[Start of Dataset extract]

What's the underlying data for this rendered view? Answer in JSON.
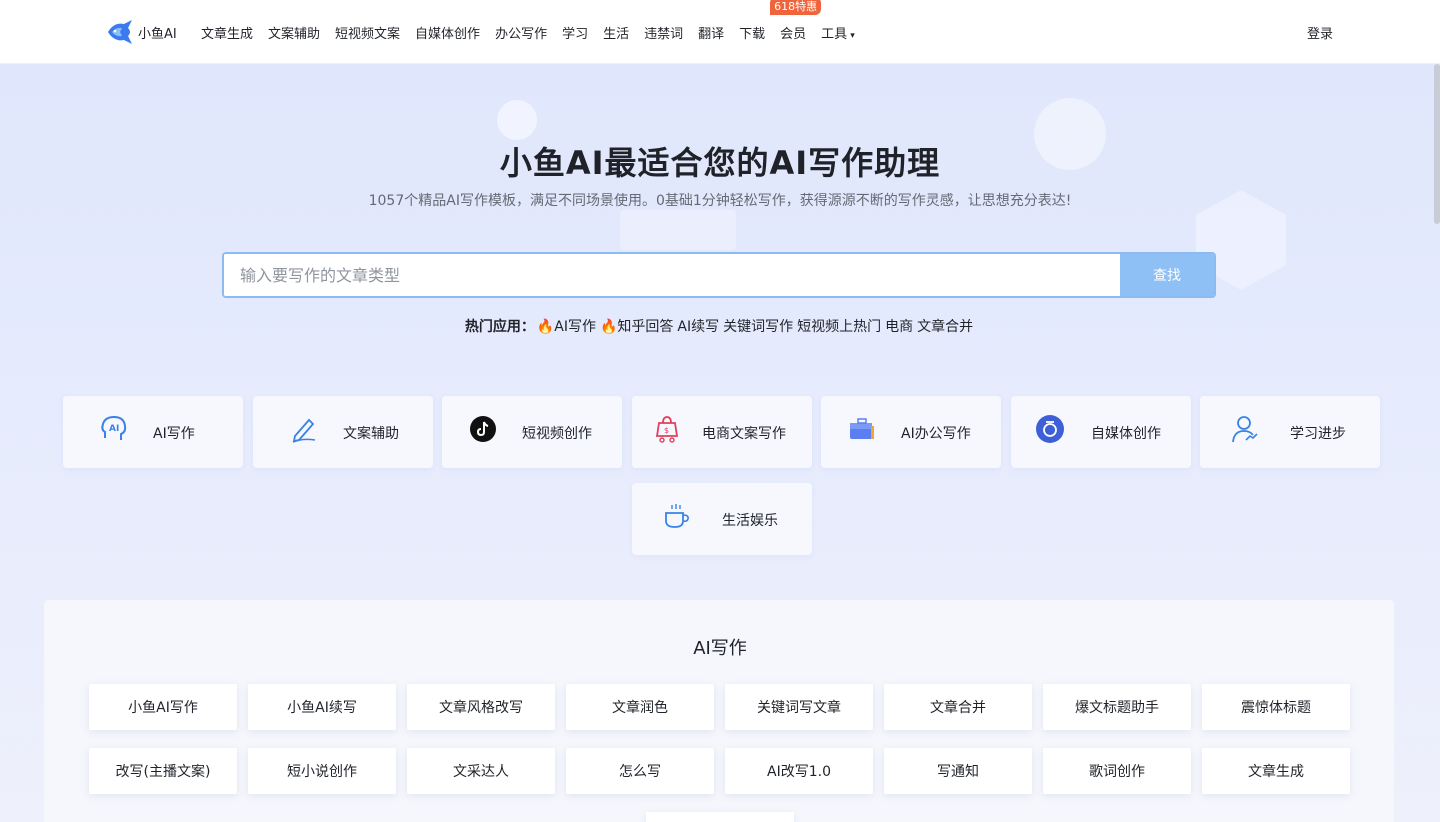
{
  "brand": {
    "name": "小鱼AI"
  },
  "nav": {
    "items": [
      "文章生成",
      "文案辅助",
      "短视频文案",
      "自媒体创作",
      "办公写作",
      "学习",
      "生活",
      "违禁词",
      "翻译",
      "下载",
      "会员",
      "工具"
    ],
    "member_badge": "618特惠",
    "login": "登录"
  },
  "hero": {
    "title": "小鱼AI最适合您的AI写作助理",
    "subtitle": "1057个精品AI写作模板，满足不同场景使用。0基础1分钟轻松写作，获得源源不断的写作灵感，让思想充分表达!"
  },
  "search": {
    "placeholder": "输入要写作的文章类型",
    "value": "",
    "button": "查找"
  },
  "hot": {
    "label": "热门应用：",
    "links": [
      "🔥AI写作",
      "🔥知乎回答",
      "AI续写",
      "关键词写作",
      "短视频上热门",
      "电商",
      "文章合并"
    ]
  },
  "categories": [
    {
      "label": "AI写作",
      "icon": "ai-head-icon"
    },
    {
      "label": "文案辅助",
      "icon": "pen-writing-icon"
    },
    {
      "label": "短视频创作",
      "icon": "tiktok-icon"
    },
    {
      "label": "电商文案写作",
      "icon": "shopping-bag-icon"
    },
    {
      "label": "AI办公写作",
      "icon": "briefcase-icon"
    },
    {
      "label": "自媒体创作",
      "icon": "media-badge-icon"
    },
    {
      "label": "学习进步",
      "icon": "learner-icon"
    },
    {
      "label": "生活娱乐",
      "icon": "coffee-cup-icon"
    }
  ],
  "tools_panel": {
    "title": "AI写作",
    "items": [
      "小鱼AI写作",
      "小鱼AI续写",
      "文章风格改写",
      "文章润色",
      "关键词写文章",
      "文章合并",
      "爆文标题助手",
      "震惊体标题",
      "改写(主播文案)",
      "短小说创作",
      "文采达人",
      "怎么写",
      "AI改写1.0",
      "写通知",
      "歌词创作",
      "文章生成"
    ]
  },
  "colors": {
    "accent": "#8ec0f6",
    "search_border": "#8dbaf3",
    "badge": "#f0643c",
    "text": "#1f2329",
    "subtext": "#646a73"
  }
}
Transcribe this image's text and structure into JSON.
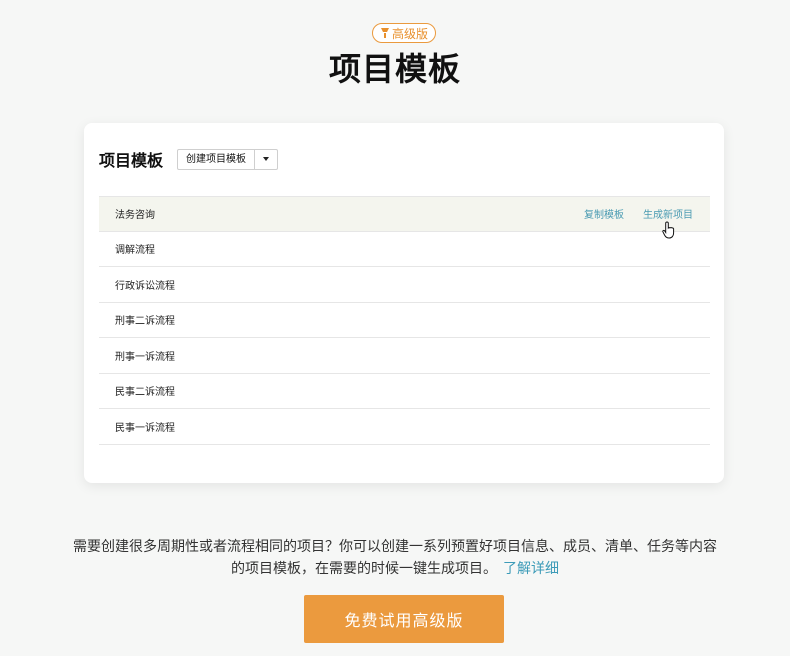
{
  "badge": {
    "icon": "premium-icon",
    "label": "高级版",
    "color": "#e8902d"
  },
  "page": {
    "title": "项目模板"
  },
  "card": {
    "title": "项目模板",
    "create_button": {
      "label": "创建项目模板",
      "caret_icon": "chevron-down-icon"
    },
    "templates": [
      {
        "name": "法务咨询",
        "actions": [
          "复制模板",
          "生成新项目"
        ]
      },
      {
        "name": "调解流程"
      },
      {
        "name": "行政诉讼流程"
      },
      {
        "name": "刑事二诉流程"
      },
      {
        "name": "刑事一诉流程"
      },
      {
        "name": "民事二诉流程"
      },
      {
        "name": "民事一诉流程"
      }
    ]
  },
  "description": {
    "text": "需要创建很多周期性或者流程相同的项目？你可以创建一系列预置好项目信息、成员、清单、任务等内容的项目模板，在需要的时候一键生成项目。",
    "link": "了解详细",
    "link_color": "#3c9bb8"
  },
  "cta": {
    "label": "免费试用高级版",
    "color": "#eb9a3e"
  }
}
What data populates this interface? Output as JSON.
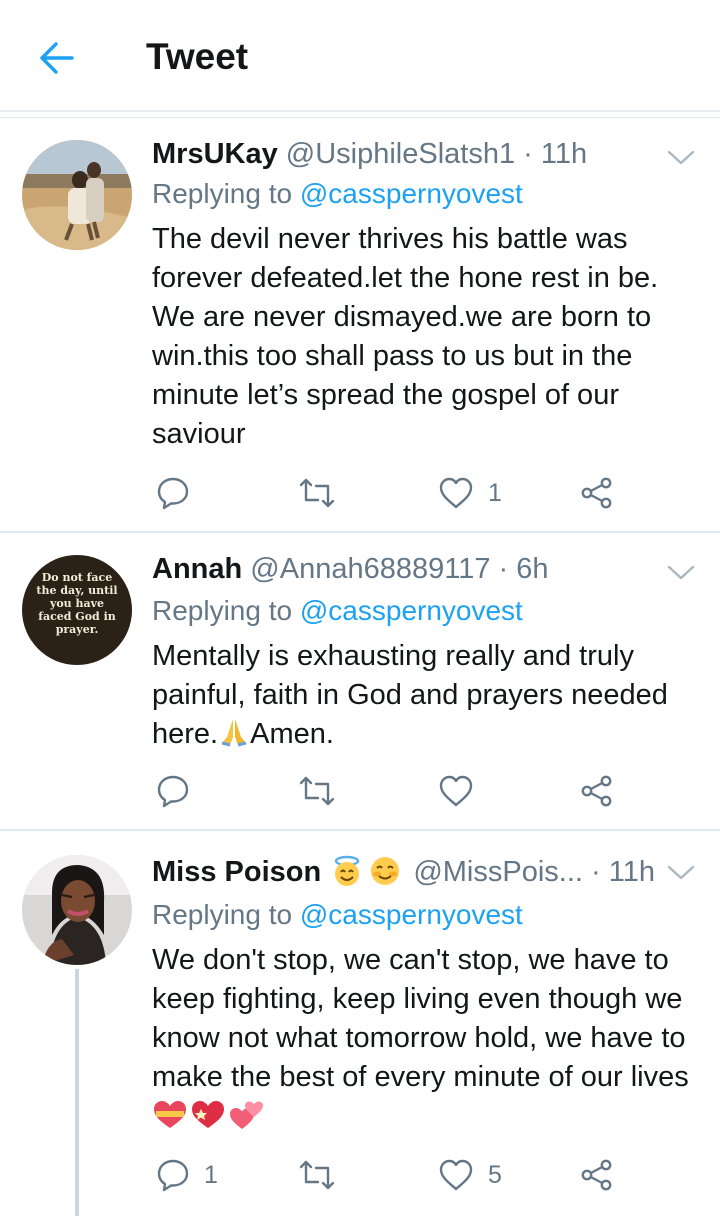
{
  "header": {
    "title": "Tweet"
  },
  "tweets": [
    {
      "name": "MrsUKay",
      "handle": "@UsiphileSlatsh1",
      "time": "· 11h",
      "reply_prefix": "Replying to",
      "reply_handle": "@casspernyovest",
      "text": "The devil never thrives his battle was forever defeated.let the hone rest in be. We are never dismayed.we are born to win.this too shall pass to us but in the minute let’s spread the gospel of our saviour",
      "replies": "",
      "retweets": "",
      "likes": "1"
    },
    {
      "name": "Annah",
      "handle": "@Annah68889117",
      "time": "· 6h",
      "reply_prefix": "Replying to",
      "reply_handle": "@casspernyovest",
      "text_before": "Mentally is exhausting really and truly painful, faith in God and prayers needed here.",
      "text_after": "Amen.",
      "avatar_text": "Do not face the day, until you have faced God in prayer.",
      "replies": "",
      "retweets": "",
      "likes": ""
    },
    {
      "name": "Miss Poison",
      "handle": "@MissPois...",
      "time": "· 11h",
      "reply_prefix": "Replying to",
      "reply_handle": "@casspernyovest",
      "text": "We don't stop, we can't stop, we have to keep fighting, keep living even though we know not what tomorrow hold, we have to make the best of every minute of our lives",
      "replies": "1",
      "retweets": "",
      "likes": "5"
    }
  ],
  "colors": {
    "accent": "#1da1f2",
    "secondary_text": "#657786",
    "divider": "#e1e8ed"
  }
}
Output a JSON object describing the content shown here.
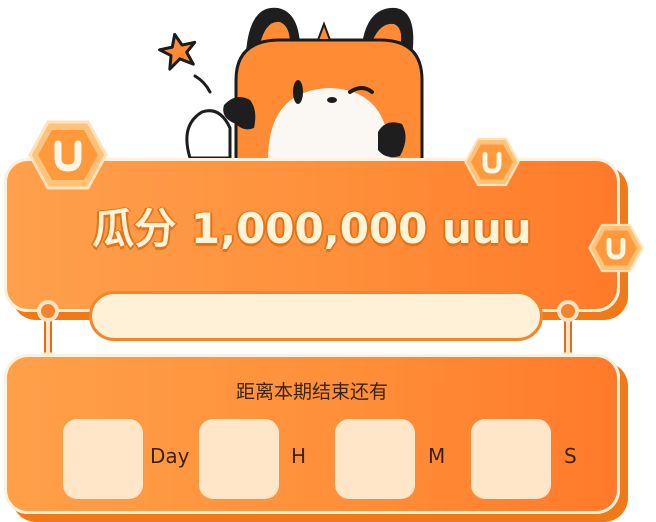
{
  "banner": {
    "title": "瓜分 1,000,000 uuu"
  },
  "countdown": {
    "heading": "距离本期结束还有",
    "units": [
      {
        "label": "Day"
      },
      {
        "label": "H"
      },
      {
        "label": "M"
      },
      {
        "label": "S"
      }
    ]
  },
  "icons": {
    "mascot": "fox-mascot-icon",
    "star": "star-icon",
    "coin": "u-coin-icon"
  },
  "colors": {
    "accent": "#ff8d38",
    "panel_light": "#fff0d8",
    "shadow": "#f07a18"
  }
}
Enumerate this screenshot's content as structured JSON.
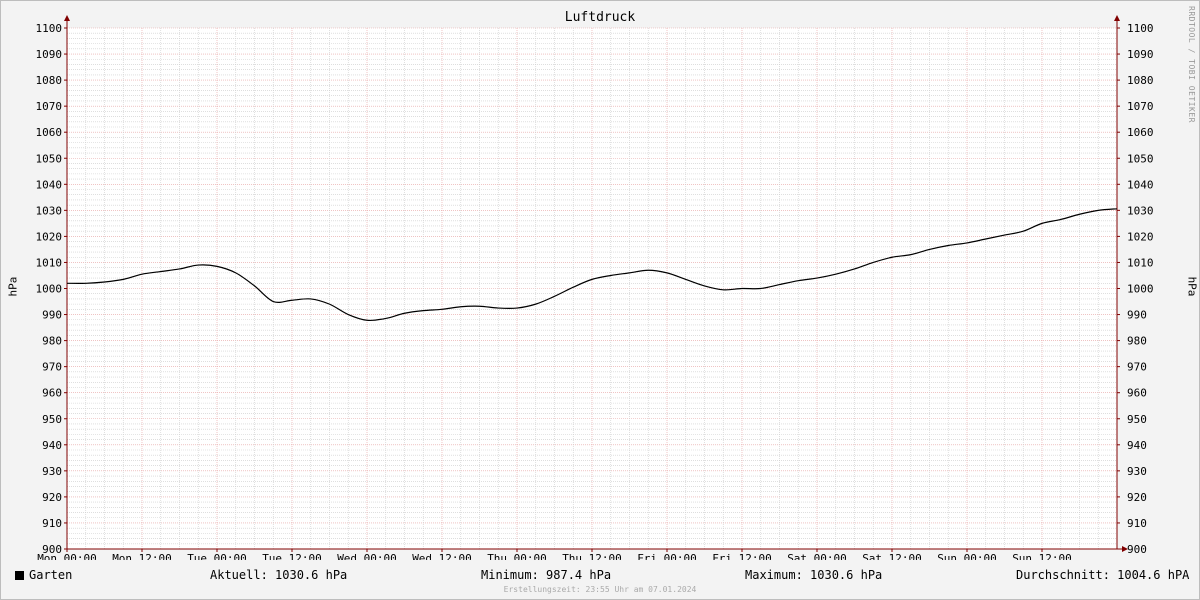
{
  "chart_data": {
    "type": "line",
    "title": "Luftdruck",
    "ylabel": "hPa",
    "ylim": [
      900,
      1100
    ],
    "yticks": [
      900,
      910,
      920,
      930,
      940,
      950,
      960,
      970,
      980,
      990,
      1000,
      1010,
      1020,
      1030,
      1040,
      1050,
      1060,
      1070,
      1080,
      1090,
      1100
    ],
    "xlim": [
      "Mon 00:00",
      "Sun 24:00"
    ],
    "xticks": [
      "Mon 00:00",
      "Mon 12:00",
      "Tue 00:00",
      "Tue 12:00",
      "Wed 00:00",
      "Wed 12:00",
      "Thu 00:00",
      "Thu 12:00",
      "Fri 00:00",
      "Fri 12:00",
      "Sat 00:00",
      "Sat 12:00",
      "Sun 00:00",
      "Sun 12:00"
    ],
    "grid": true,
    "series": [
      {
        "name": "Garten",
        "color": "#000000",
        "x": [
          "Mon 00:00",
          "Mon 03:00",
          "Mon 06:00",
          "Mon 09:00",
          "Mon 12:00",
          "Mon 15:00",
          "Mon 18:00",
          "Mon 21:00",
          "Tue 00:00",
          "Tue 03:00",
          "Tue 06:00",
          "Tue 09:00",
          "Tue 12:00",
          "Tue 15:00",
          "Tue 18:00",
          "Tue 21:00",
          "Wed 00:00",
          "Wed 03:00",
          "Wed 06:00",
          "Wed 09:00",
          "Wed 12:00",
          "Wed 15:00",
          "Wed 18:00",
          "Wed 21:00",
          "Thu 00:00",
          "Thu 03:00",
          "Thu 06:00",
          "Thu 09:00",
          "Thu 12:00",
          "Thu 15:00",
          "Thu 18:00",
          "Thu 21:00",
          "Fri 00:00",
          "Fri 03:00",
          "Fri 06:00",
          "Fri 09:00",
          "Fri 12:00",
          "Fri 15:00",
          "Fri 18:00",
          "Fri 21:00",
          "Sat 00:00",
          "Sat 03:00",
          "Sat 06:00",
          "Sat 09:00",
          "Sat 12:00",
          "Sat 15:00",
          "Sat 18:00",
          "Sat 21:00",
          "Sun 00:00",
          "Sun 03:00",
          "Sun 06:00",
          "Sun 09:00",
          "Sun 12:00",
          "Sun 15:00",
          "Sun 18:00",
          "Sun 21:00",
          "Sun 24:00"
        ],
        "values": [
          1002,
          1002,
          1002.5,
          1003.5,
          1005.5,
          1006.5,
          1007.5,
          1009,
          1008.5,
          1006,
          1001,
          995,
          995.5,
          996,
          994,
          990,
          987.8,
          988.5,
          990.5,
          991.5,
          992,
          993,
          993.2,
          992.5,
          992.5,
          994,
          997,
          1000.5,
          1003.5,
          1005,
          1006,
          1007,
          1006,
          1003.5,
          1001,
          999.5,
          1000,
          1000,
          1001.5,
          1003,
          1004,
          1005.5,
          1007.5,
          1010,
          1012,
          1013,
          1015,
          1016.5,
          1017.5,
          1019,
          1020.5,
          1022,
          1025,
          1026.5,
          1028.5,
          1030,
          1030.6
        ]
      }
    ]
  },
  "legend": {
    "series_name": "Garten",
    "current": "Aktuell: 1030.6 hPa",
    "minimum": "Minimum: 987.4 hPa",
    "maximum": "Maximum: 1030.6 hPa",
    "average": "Durchschnitt: 1004.6 hPA"
  },
  "footer": "Erstellungszeit: 23:55 Uhr am 07.01.2024",
  "watermark": "RRDTOOL / TOBI OETIKER",
  "colors": {
    "background": "#f3f3f3",
    "plot_background": "#ffffff",
    "grid_minor": "#cccccc",
    "grid_major": "#e6a0a0",
    "axis": "#800000",
    "line": "#000000"
  }
}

[End of Dataset extract]

## What this task involves
Where a line of the data holds "content", show that line.

## Result below
Output a JSON object describing the content shown here.
Enumerate this screenshot's content as structured JSON.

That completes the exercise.